EXERCISE REQUIREMENTS: Reproduce the text on Suzhou Metro Line 6 word for word.

QUOTED PASSAGE:
--------------------

Metro line in Suzhou, Jiangsu, China

Line 6 of the Suzhou Metro is a line partly in operation. Running north-west to south-east, it connects Suzhou New District, Suzhou's city center of Gusu District, and Suzhou Industrial Park. The line 6, except Huayun station, started operation on 29 June 2024.

==Stations==
Due to construction of Suzhou East railway station of the Tongsujiayong railway, Huayun station is not yet opened for service, where also causes the scissors crossover of Sangtiandao unusable. Trains could not turn around there. As such, line 6 is currently operating as two sections, with transfer at Nanxiebu station:

- Suzhou Xinqu Railway Station - Nanxiebu
- Nanxiebu - Sangtiandao, under single track for shuttle service.

--------------------

DATA TO EXAMINE:
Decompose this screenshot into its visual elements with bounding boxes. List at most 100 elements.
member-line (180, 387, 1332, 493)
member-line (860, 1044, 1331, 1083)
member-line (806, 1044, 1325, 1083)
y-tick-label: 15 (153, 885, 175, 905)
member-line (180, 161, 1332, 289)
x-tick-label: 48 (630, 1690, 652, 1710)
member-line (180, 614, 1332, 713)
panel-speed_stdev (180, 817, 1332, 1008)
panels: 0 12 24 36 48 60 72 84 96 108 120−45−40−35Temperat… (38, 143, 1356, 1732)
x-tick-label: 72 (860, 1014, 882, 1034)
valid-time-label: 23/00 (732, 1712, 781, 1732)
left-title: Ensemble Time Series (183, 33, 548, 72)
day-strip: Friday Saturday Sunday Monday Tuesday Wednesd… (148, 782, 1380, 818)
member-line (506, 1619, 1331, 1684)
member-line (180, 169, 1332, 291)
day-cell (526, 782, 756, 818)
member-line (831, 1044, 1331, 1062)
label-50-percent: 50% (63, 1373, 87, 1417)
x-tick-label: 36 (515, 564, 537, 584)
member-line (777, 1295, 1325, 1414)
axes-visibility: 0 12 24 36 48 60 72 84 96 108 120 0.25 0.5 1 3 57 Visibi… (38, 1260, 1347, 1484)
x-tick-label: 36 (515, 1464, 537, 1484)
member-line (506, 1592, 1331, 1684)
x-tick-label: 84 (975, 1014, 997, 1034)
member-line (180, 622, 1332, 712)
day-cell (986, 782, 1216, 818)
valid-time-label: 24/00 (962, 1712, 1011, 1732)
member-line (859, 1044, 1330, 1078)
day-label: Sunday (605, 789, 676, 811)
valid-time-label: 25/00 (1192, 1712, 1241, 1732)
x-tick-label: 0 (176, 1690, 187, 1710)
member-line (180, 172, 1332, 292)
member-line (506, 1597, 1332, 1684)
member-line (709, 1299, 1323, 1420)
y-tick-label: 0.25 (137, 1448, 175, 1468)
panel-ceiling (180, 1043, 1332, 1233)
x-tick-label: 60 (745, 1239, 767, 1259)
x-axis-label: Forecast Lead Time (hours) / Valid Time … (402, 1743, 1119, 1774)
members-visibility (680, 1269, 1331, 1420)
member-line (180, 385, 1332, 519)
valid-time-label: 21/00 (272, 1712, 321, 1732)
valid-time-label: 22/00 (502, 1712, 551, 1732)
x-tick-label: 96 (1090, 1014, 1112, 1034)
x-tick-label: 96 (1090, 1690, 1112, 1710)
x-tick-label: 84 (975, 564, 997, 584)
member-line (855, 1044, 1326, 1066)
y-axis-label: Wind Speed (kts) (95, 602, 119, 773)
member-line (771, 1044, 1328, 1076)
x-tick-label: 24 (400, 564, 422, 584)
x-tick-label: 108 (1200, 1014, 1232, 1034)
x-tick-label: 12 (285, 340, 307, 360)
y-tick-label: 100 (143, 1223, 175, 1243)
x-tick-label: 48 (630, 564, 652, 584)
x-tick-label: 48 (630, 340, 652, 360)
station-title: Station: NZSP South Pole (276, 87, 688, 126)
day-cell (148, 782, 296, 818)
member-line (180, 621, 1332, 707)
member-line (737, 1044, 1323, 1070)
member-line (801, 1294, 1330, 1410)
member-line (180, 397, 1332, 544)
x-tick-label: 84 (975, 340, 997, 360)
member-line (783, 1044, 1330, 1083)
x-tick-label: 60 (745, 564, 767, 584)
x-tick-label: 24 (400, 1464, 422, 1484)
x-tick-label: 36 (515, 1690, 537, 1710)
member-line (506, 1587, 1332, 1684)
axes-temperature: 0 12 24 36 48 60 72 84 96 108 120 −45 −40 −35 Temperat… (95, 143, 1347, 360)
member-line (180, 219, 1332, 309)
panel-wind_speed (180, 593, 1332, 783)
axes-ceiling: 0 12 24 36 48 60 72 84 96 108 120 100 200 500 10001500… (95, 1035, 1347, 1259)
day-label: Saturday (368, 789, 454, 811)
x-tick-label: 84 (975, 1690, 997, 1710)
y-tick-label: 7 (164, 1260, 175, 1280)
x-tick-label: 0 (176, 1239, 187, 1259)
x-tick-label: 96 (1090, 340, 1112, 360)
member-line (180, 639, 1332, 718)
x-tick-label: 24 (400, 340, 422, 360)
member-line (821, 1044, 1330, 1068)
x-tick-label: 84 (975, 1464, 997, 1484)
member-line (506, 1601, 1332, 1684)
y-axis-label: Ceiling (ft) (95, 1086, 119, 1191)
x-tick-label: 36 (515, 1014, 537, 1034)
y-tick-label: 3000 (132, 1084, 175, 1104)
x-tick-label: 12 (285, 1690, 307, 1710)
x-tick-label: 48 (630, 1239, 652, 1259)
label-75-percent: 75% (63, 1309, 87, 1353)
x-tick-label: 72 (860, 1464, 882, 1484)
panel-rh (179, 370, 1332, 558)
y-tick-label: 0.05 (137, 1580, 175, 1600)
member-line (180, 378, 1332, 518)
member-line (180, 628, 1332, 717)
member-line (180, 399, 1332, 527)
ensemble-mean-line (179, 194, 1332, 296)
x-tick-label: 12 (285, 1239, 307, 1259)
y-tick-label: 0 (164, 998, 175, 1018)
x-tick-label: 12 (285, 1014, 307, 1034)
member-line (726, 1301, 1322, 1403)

--------------------

PROBLEM SOLUTION:
Metro line in Suzhou, Jiangsu, China

Line 6 of the Suzhou Metro is a line partly in operation. Running north-west to south-east, it connects Suzhou New District, Suzhou's city center of Gusu District, and Suzhou Industrial Park. The line 6, except Huayun station, started operation on 29 June 2024.

==Stations==
Due to construction of Suzhou East railway station of the Tongsujiayong railway, Huayun station is not yet opened for service, where also causes the scissors crossover of Sangtiandao unusable. Trains could not turn around there. As such, line 6 is currently operating as two sections, with transfer at Nanxiebu station:

- Suzhou Xinqu Railway Station - Nanxiebu
- Nanxiebu - Sangtiandao, under single track for shuttle service.